Records about charts and figures
_ _ _ _
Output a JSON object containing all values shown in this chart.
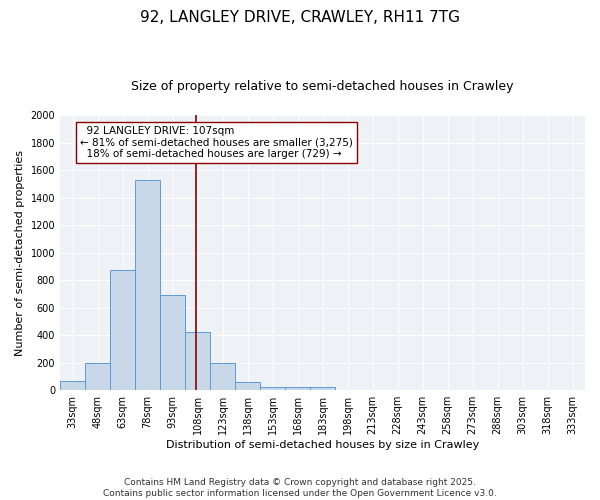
{
  "title": "92, LANGLEY DRIVE, CRAWLEY, RH11 7TG",
  "subtitle": "Size of property relative to semi-detached houses in Crawley",
  "xlabel": "Distribution of semi-detached houses by size in Crawley",
  "ylabel": "Number of semi-detached properties",
  "bin_labels": [
    "33sqm",
    "48sqm",
    "63sqm",
    "78sqm",
    "93sqm",
    "108sqm",
    "123sqm",
    "138sqm",
    "153sqm",
    "168sqm",
    "183sqm",
    "198sqm",
    "213sqm",
    "228sqm",
    "243sqm",
    "258sqm",
    "273sqm",
    "288sqm",
    "303sqm",
    "318sqm",
    "333sqm"
  ],
  "bin_values": [
    70,
    195,
    875,
    1530,
    690,
    420,
    195,
    60,
    25,
    20,
    20,
    0,
    0,
    0,
    0,
    0,
    0,
    0,
    0,
    0,
    0
  ],
  "bar_color": "#c8d8e8",
  "bar_edge_color": "#5b9bd5",
  "vline_color": "#8b0000",
  "annotation_text": "  92 LANGLEY DRIVE: 107sqm\n← 81% of semi-detached houses are smaller (3,275)\n  18% of semi-detached houses are larger (729) →",
  "annotation_box_color": "white",
  "annotation_box_edge": "#8b0000",
  "ylim": [
    0,
    2000
  ],
  "yticks": [
    0,
    200,
    400,
    600,
    800,
    1000,
    1200,
    1400,
    1600,
    1800,
    2000
  ],
  "background_color": "#eef2f7",
  "footer_text": "Contains HM Land Registry data © Crown copyright and database right 2025.\nContains public sector information licensed under the Open Government Licence v3.0.",
  "title_fontsize": 11,
  "subtitle_fontsize": 9,
  "axis_label_fontsize": 8,
  "tick_fontsize": 7,
  "annotation_fontsize": 7.5,
  "footer_fontsize": 6.5
}
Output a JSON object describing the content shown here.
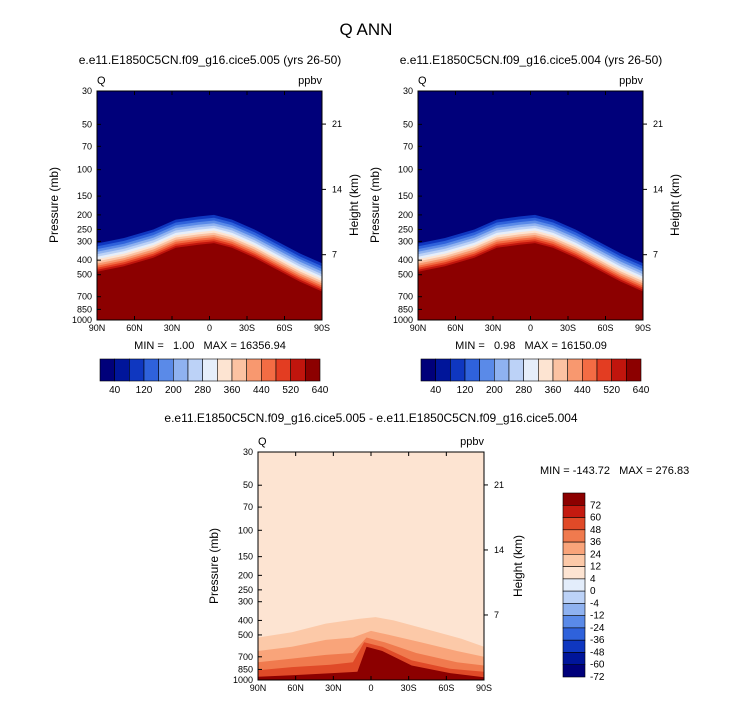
{
  "title": "Q ANN",
  "colors": {
    "abs_scale": [
      "#00007a",
      "#00159a",
      "#0f37c0",
      "#2f62db",
      "#5a8ae8",
      "#8fb2f0",
      "#bcd2f7",
      "#e6eefa",
      "#fde4d2",
      "#fbc2a2",
      "#f8986f",
      "#f36c44",
      "#e33d22",
      "#c0150d",
      "#8c0000"
    ],
    "diff_scale": [
      "#00007a",
      "#00159a",
      "#0f37c0",
      "#2f62db",
      "#5a8ae8",
      "#8fb2f0",
      "#bcd2f7",
      "#e3edfb",
      "#fde4d2",
      "#fcc9a8",
      "#f9a47a",
      "#f07a4e",
      "#e04a28",
      "#c41a10",
      "#8c0000"
    ]
  },
  "chart_data": [
    {
      "type": "heatmap",
      "title": "e.e11.E1850C5CN.f09_g16.cice5.005 (yrs 26-50)",
      "left_label": "Q",
      "right_label": "ppbv",
      "ylabel": "Pressure (mb)",
      "ylabel_right": "Height (km)",
      "x_ticks": [
        "90N",
        "60N",
        "30N",
        "0",
        "30S",
        "60S",
        "90S"
      ],
      "y_ticks": [
        "30",
        "50",
        "70",
        "100",
        "150",
        "200",
        "250",
        "300",
        "400",
        "500",
        "700",
        "850",
        "1000"
      ],
      "y_ticks_right": [
        "21",
        "14",
        "7"
      ],
      "ylim": [
        1000,
        30
      ],
      "stats_text": "MIN =   1.00   MAX = 16356.94",
      "colorbar_labels": [
        "40",
        "120",
        "200",
        "280",
        "360",
        "440",
        "520",
        "640"
      ]
    },
    {
      "type": "heatmap",
      "title": "e.e11.E1850C5CN.f09_g16.cice5.004 (yrs 26-50)",
      "left_label": "Q",
      "right_label": "ppbv",
      "ylabel": "Pressure (mb)",
      "ylabel_right": "Height (km)",
      "x_ticks": [
        "90N",
        "60N",
        "30N",
        "0",
        "30S",
        "60S",
        "90S"
      ],
      "y_ticks": [
        "30",
        "50",
        "70",
        "100",
        "150",
        "200",
        "250",
        "300",
        "400",
        "500",
        "700",
        "850",
        "1000"
      ],
      "y_ticks_right": [
        "21",
        "14",
        "7"
      ],
      "ylim": [
        1000,
        30
      ],
      "stats_text": "MIN =   0.98   MAX = 16150.09",
      "colorbar_labels": [
        "40",
        "120",
        "200",
        "280",
        "360",
        "440",
        "520",
        "640"
      ]
    },
    {
      "type": "heatmap",
      "title": "e.e11.E1850C5CN.f09_g16.cice5.005 - e.e11.E1850C5CN.f09_g16.cice5.004",
      "left_label": "Q",
      "right_label": "ppbv",
      "ylabel": "Pressure (mb)",
      "ylabel_right": "Height (km)",
      "x_ticks": [
        "90N",
        "60N",
        "30N",
        "0",
        "30S",
        "60S",
        "90S"
      ],
      "y_ticks": [
        "30",
        "50",
        "70",
        "100",
        "150",
        "200",
        "250",
        "300",
        "400",
        "500",
        "700",
        "850",
        "1000"
      ],
      "y_ticks_right": [
        "21",
        "14",
        "7"
      ],
      "ylim": [
        1000,
        30
      ],
      "stats_text": "MIN = -143.72   MAX = 276.83",
      "colorbar_labels": [
        "72",
        "60",
        "48",
        "36",
        "24",
        "12",
        "4",
        "0",
        "-4",
        "-12",
        "-24",
        "-36",
        "-48",
        "-60",
        "-72"
      ]
    }
  ]
}
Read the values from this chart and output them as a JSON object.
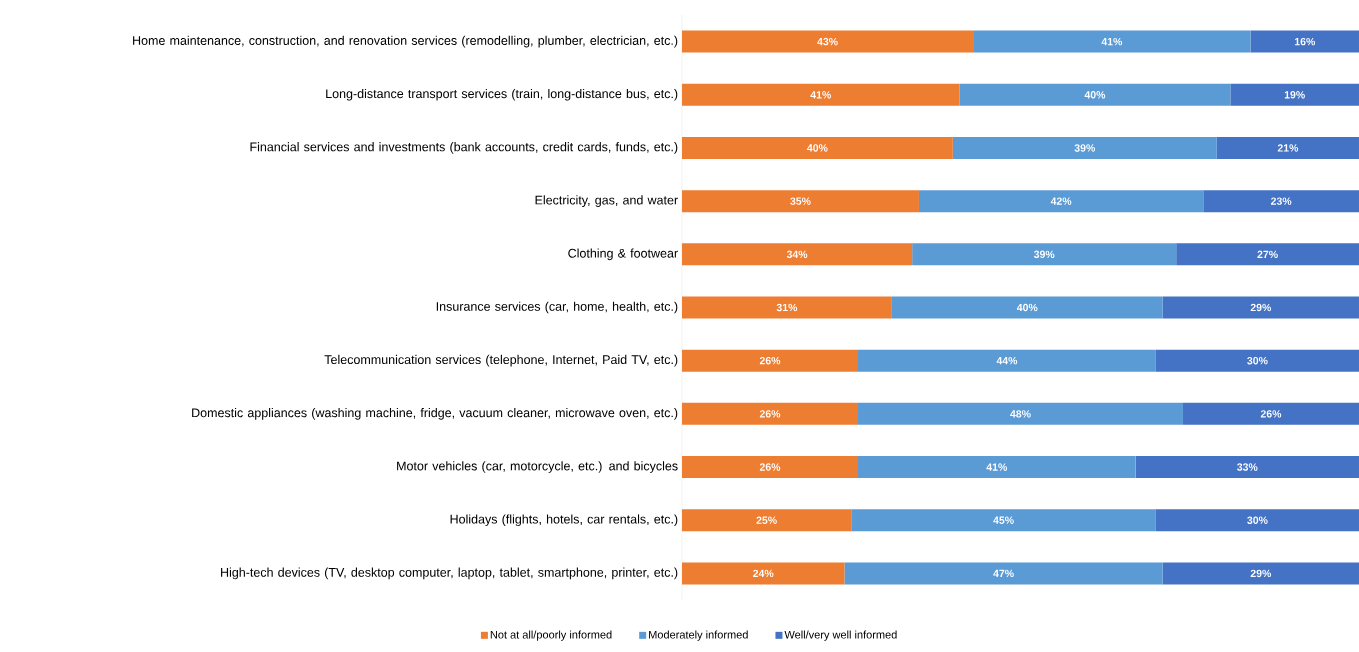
{
  "chart_data": {
    "type": "bar",
    "orientation": "horizontal",
    "stacked": true,
    "xlim": [
      0,
      100
    ],
    "tick_labels": "y",
    "legend": "bottom",
    "categories": [
      "Home maintenance, construction, and renovation services (remodelling, plumber, electrician, etc.)",
      "Long-distance transport services (train, long-distance bus, etc.)",
      "Financial services and investments (bank accounts, credit cards, funds, etc.)",
      "Electricity, gas, and water",
      "Clothing & footwear",
      "Insurance services (car, home, health, etc.)",
      "Telecommunication services (telephone, Internet, Paid TV, etc.)",
      "Domestic appliances (washing machine, fridge, vacuum cleaner, microwave oven, etc.)",
      "Motor vehicles (car, motorcycle, etc.) and bicycles",
      "Holidays (flights, hotels, car rentals, etc.)",
      "High-tech devices (TV, desktop computer, laptop, tablet, smartphone, printer, etc.)"
    ],
    "series": [
      {
        "name": "Not at all/poorly informed",
        "color": "#ed7d31",
        "values": [
          43,
          41,
          40,
          35,
          34,
          31,
          26,
          26,
          26,
          25,
          24
        ],
        "value_labels": [
          "43%",
          "41%",
          "40%",
          "35%",
          "34%",
          "31%",
          "26%",
          "26%",
          "26%",
          "25%",
          "24%"
        ]
      },
      {
        "name": "Moderately informed",
        "color": "#5b9bd5",
        "values": [
          41,
          40,
          39,
          42,
          39,
          40,
          44,
          48,
          41,
          45,
          47
        ],
        "value_labels": [
          "41%",
          "40%",
          "39%",
          "42%",
          "39%",
          "40%",
          "44%",
          "48%",
          "41%",
          "45%",
          "47%"
        ]
      },
      {
        "name": "Well/very well informed",
        "color": "#4472c4",
        "values": [
          16,
          19,
          21,
          23,
          27,
          29,
          30,
          26,
          33,
          30,
          29
        ],
        "value_labels": [
          "16%",
          "19%",
          "21%",
          "23%",
          "27%",
          "29%",
          "30%",
          "26%",
          "33%",
          "30%",
          "29%"
        ]
      }
    ]
  }
}
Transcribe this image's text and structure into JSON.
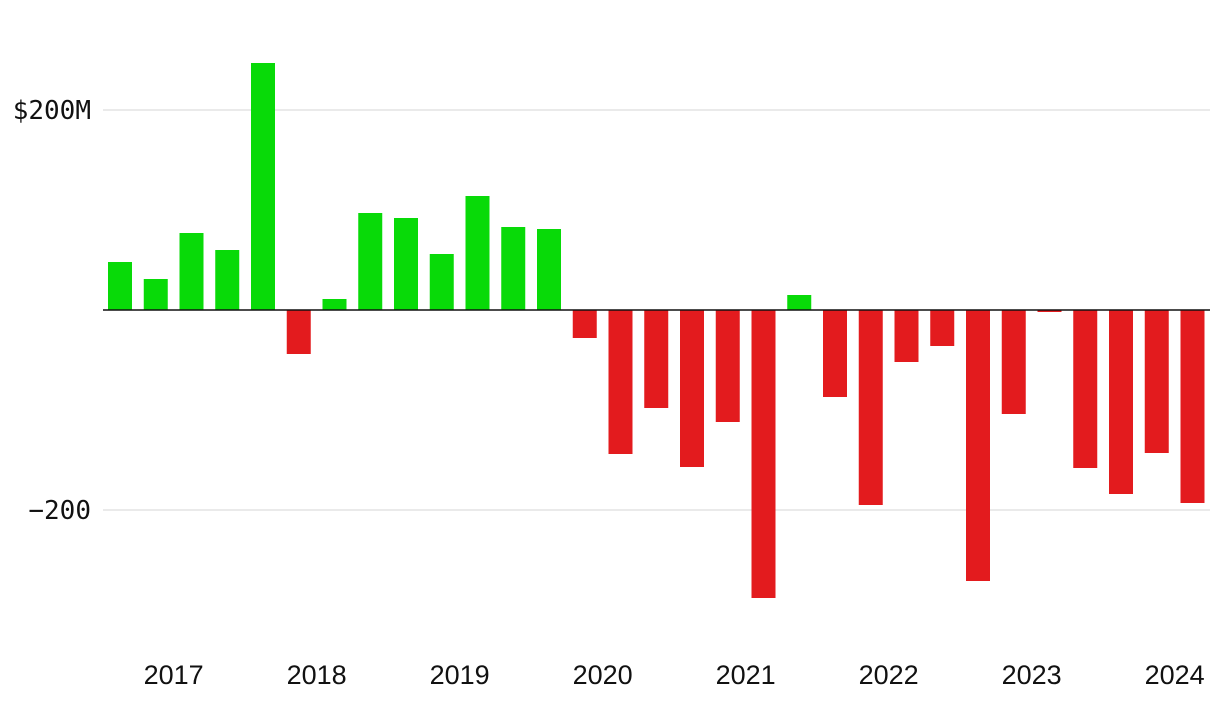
{
  "chart_data": {
    "type": "bar",
    "title": "",
    "xlabel": "",
    "ylabel": "",
    "unit": "$M",
    "ylim": [
      -345,
      250
    ],
    "y_ticks": [
      {
        "value": 200,
        "label": "$200M"
      },
      {
        "value": -200,
        "label": "−200"
      }
    ],
    "x_ticks": [
      {
        "label": "2017",
        "quarter_index": 1.5
      },
      {
        "label": "2018",
        "quarter_index": 5.5
      },
      {
        "label": "2019",
        "quarter_index": 9.5
      },
      {
        "label": "2020",
        "quarter_index": 13.5
      },
      {
        "label": "2021",
        "quarter_index": 17.5
      },
      {
        "label": "2022",
        "quarter_index": 21.5
      },
      {
        "label": "2023",
        "quarter_index": 25.5
      },
      {
        "label": "2024",
        "quarter_index": 29.5
      }
    ],
    "periods": [
      "Q1 2017",
      "Q2 2017",
      "Q3 2017",
      "Q4 2017",
      "Q1 2018",
      "Q2 2018",
      "Q3 2018",
      "Q4 2018",
      "Q1 2019",
      "Q2 2019",
      "Q3 2019",
      "Q4 2019",
      "Q1 2020",
      "Q2 2020",
      "Q3 2020",
      "Q4 2020",
      "Q1 2021",
      "Q2 2021",
      "Q3 2021",
      "Q4 2021",
      "Q1 2022",
      "Q2 2022",
      "Q3 2022",
      "Q4 2022",
      "Q1 2023",
      "Q2 2023",
      "Q3 2023",
      "Q4 2023",
      "Q1 2024",
      "Q2 2024",
      "Q3 2024"
    ],
    "values": [
      48,
      31,
      77,
      60,
      247,
      -44,
      11,
      97,
      92,
      56,
      114,
      83,
      81,
      -28,
      -144,
      -98,
      -157,
      -112,
      -288,
      15,
      -87,
      -195,
      -52,
      -36,
      -271,
      -104,
      -2,
      -158,
      -184,
      -143,
      -193
    ],
    "grid": true,
    "legend": "none",
    "colors": {
      "positive": "#08da08",
      "negative": "#e31b1e",
      "grid": "#e3e3e3",
      "baseline": "#111111"
    }
  }
}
_ _ _ _
### WRITTEN EXERCISE
Count every line of the records that holds "JSON". State the number, nothing else.

### TASK OUTPUT
4